Exactly reproduce each entry, leaving out nothing.

__________________________________________________

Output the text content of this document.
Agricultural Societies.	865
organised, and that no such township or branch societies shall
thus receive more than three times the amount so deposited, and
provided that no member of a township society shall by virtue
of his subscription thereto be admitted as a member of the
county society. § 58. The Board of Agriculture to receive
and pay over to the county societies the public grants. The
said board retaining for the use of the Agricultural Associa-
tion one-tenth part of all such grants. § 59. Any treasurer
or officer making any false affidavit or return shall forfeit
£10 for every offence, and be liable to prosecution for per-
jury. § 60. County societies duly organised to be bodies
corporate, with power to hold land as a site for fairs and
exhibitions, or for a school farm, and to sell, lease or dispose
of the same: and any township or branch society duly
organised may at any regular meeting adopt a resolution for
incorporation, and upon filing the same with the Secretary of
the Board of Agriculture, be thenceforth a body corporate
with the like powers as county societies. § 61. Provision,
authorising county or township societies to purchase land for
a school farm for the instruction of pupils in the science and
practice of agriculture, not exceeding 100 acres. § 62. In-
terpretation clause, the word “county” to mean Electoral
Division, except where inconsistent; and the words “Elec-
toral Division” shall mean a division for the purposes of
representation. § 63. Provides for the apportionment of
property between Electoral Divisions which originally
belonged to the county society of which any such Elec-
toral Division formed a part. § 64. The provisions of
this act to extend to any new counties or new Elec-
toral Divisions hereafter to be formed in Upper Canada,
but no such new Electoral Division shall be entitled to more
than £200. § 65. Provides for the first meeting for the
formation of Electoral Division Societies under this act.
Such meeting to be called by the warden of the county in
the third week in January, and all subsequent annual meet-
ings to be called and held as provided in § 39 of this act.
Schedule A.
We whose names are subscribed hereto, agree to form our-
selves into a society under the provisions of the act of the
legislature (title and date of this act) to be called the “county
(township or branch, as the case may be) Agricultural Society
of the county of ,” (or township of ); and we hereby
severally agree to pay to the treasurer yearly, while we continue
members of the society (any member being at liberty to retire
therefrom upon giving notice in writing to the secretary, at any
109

__________________________________________________

TASK ANSWER >>
Output the text content of this document.
Agricultural Societies.	865
organised, and that no such township or branch societies shall
thus receive more than three times the amount so deposited, and
provided that no member of a township society shall by virtue
of his subscription thereto be admitted as a member of the
county society. § 58. The Board of Agriculture to receive
and pay over to the county societies the public grants. The
said board retaining for the use of the Agricultural Associa-
tion one-tenth part of all such grants. § 59. Any treasurer
or officer making any false affidavit or return shall forfeit
£10 for every offence, and be liable to prosecution for per-
jury. § 60. County societies duly organised to be bodies
corporate, with power to hold land as a site for fairs and
exhibitions, or for a school farm, and to sell, lease or dispose
of the same: and any township or branch society duly
organised may at any regular meeting adopt a resolution for
incorporation, and upon filing the same with the Secretary of
the Board of Agriculture, be thenceforth a body corporate
with the like powers as county societies. § 61. Provision,
authorising county or township societies to purchase land for
a school farm for the instruction of pupils in the science and
practice of agriculture, not exceeding 100 acres. § 62. In-
terpretation clause, the word “county” to mean Electoral
Division, except where inconsistent; and the words “Elec-
toral Division” shall mean a division for the purposes of
representation. § 63. Provides for the apportionment of
property between Electoral Divisions which originally
belonged to the county society of which any such Elec-
toral Division formed a part. § 64. The provisions of
this act to extend to any new counties or new Elec-
toral Divisions hereafter to be formed in Upper Canada,
but no such new Electoral Division shall be entitled to more
than £200. § 65. Provides for the first meeting for the
formation of Electoral Division Societies under this act.
Such meeting to be called by the warden of the county in
the third week in January, and all subsequent annual meet-
ings to be called and held as provided in § 39 of this act.
Schedule A.
We whose names are subscribed hereto, agree to form our-
selves into a society under the provisions of the act of the
legislature (title and date of this act) to be called the “county
(township or branch, as the case may be) Agricultural Society
of the county of ,” (or township of ); and we hereby
severally agree to pay to the treasurer yearly, while we continue
members of the society (any member being at liberty to retire
therefrom upon giving notice in writing to the secretary, at any
109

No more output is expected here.